** Begin **
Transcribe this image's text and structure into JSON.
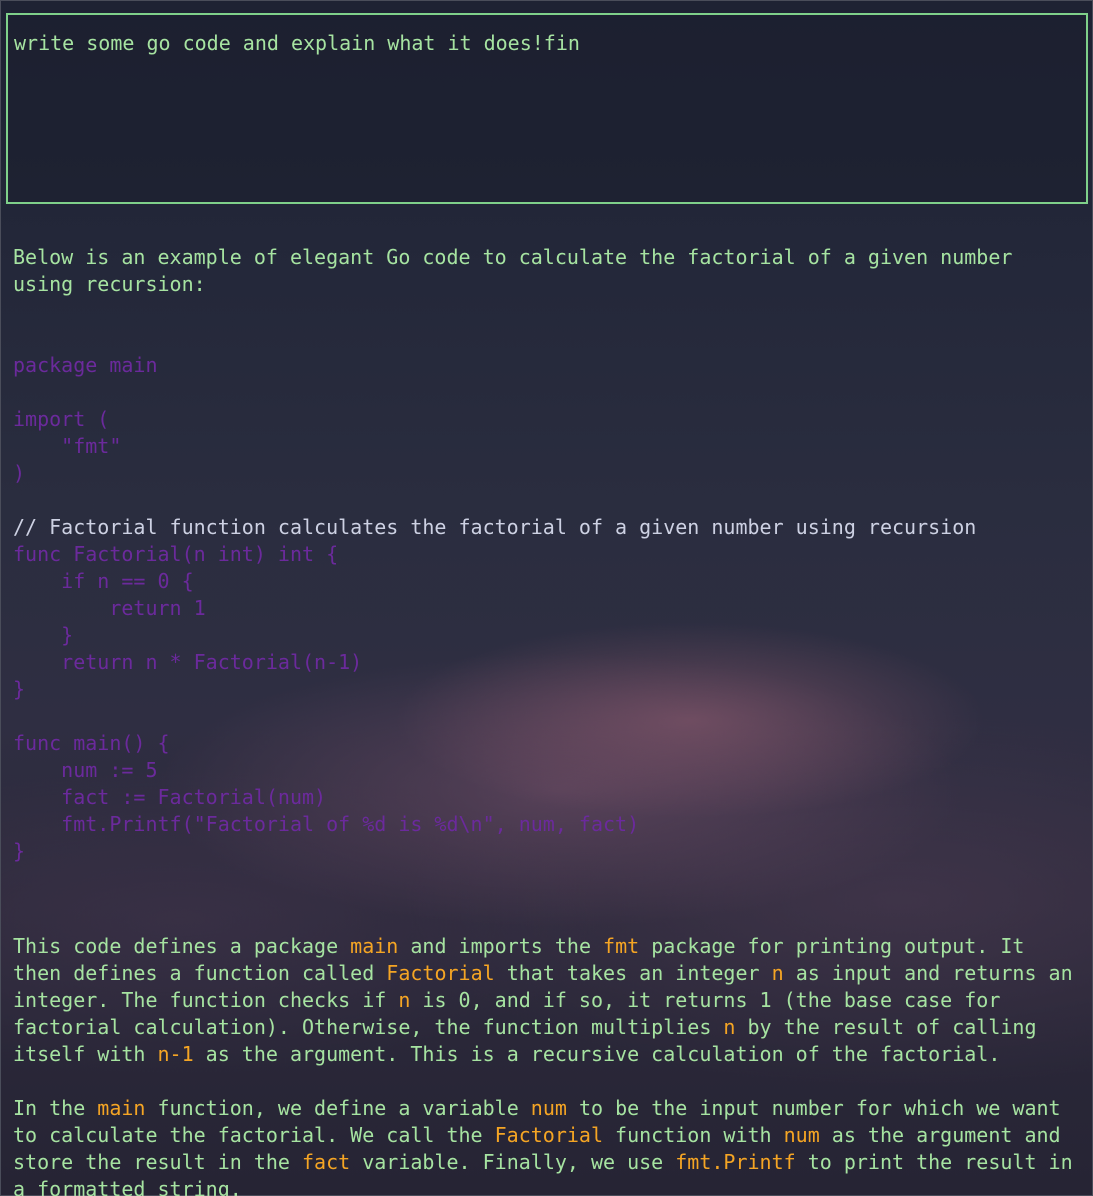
{
  "prompt": {
    "value": "write some go code and explain what it does!fin"
  },
  "response": {
    "intro": "Below is an example of elegant Go code to calculate the factorial of a given number using recursion:",
    "code_lines": [
      "package main",
      "",
      "import (",
      "    \"fmt\"",
      ")",
      "",
      "// Factorial function calculates the factorial of a given number using recursion",
      "func Factorial(n int) int {",
      "    if n == 0 {",
      "        return 1",
      "    }",
      "    return n * Factorial(n-1)",
      "}",
      "",
      "func main() {",
      "    num := 5",
      "    fact := Factorial(num)",
      "    fmt.Printf(\"Factorial of %d is %d\\n\", num, fact)",
      "}"
    ],
    "para1": [
      {
        "t": "This code defines a package ",
        "hl": false
      },
      {
        "t": "main",
        "hl": true
      },
      {
        "t": " and imports the ",
        "hl": false
      },
      {
        "t": "fmt",
        "hl": true
      },
      {
        "t": " package for printing output. It then defines a function called ",
        "hl": false
      },
      {
        "t": "Factorial",
        "hl": true
      },
      {
        "t": " that takes an integer ",
        "hl": false
      },
      {
        "t": "n",
        "hl": true
      },
      {
        "t": " as input and returns an integer. The function checks if ",
        "hl": false
      },
      {
        "t": "n",
        "hl": true
      },
      {
        "t": " is 0, and if so, it returns 1 (the base case for factorial calculation). Otherwise, the function multiplies ",
        "hl": false
      },
      {
        "t": "n",
        "hl": true
      },
      {
        "t": " by the result of calling itself with ",
        "hl": false
      },
      {
        "t": "n-1",
        "hl": true
      },
      {
        "t": " as the argument. This is a recursive calculation of the factorial.",
        "hl": false
      }
    ],
    "para2": [
      {
        "t": "In the ",
        "hl": false
      },
      {
        "t": "main",
        "hl": true
      },
      {
        "t": " function, we define a variable ",
        "hl": false
      },
      {
        "t": "num",
        "hl": true
      },
      {
        "t": " to be the input number for which we want to calculate the factorial. We call the ",
        "hl": false
      },
      {
        "t": "Factorial",
        "hl": true
      },
      {
        "t": " function with ",
        "hl": false
      },
      {
        "t": "num",
        "hl": true
      },
      {
        "t": " as the argument and store the result in the ",
        "hl": false
      },
      {
        "t": "fact",
        "hl": true
      },
      {
        "t": " variable. Finally, we use ",
        "hl": false
      },
      {
        "t": "fmt.Printf",
        "hl": true
      },
      {
        "t": " to print the result in a formatted string.",
        "hl": false
      }
    ]
  },
  "colors": {
    "text": "#a6e3a1",
    "border": "#7fd08a",
    "code": "#6b2a9c",
    "comment": "#cdd1e3",
    "highlight": "#f5a524"
  }
}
** End **
# What you are asked to do
Search the listing for the word "result". Copy every line in which it occurs.

# Finished exercise
        "t": " by the result of calling itself with ",
        "t": " as the argument and store the result in the ",
        "t": " to print the result in a formatted string.",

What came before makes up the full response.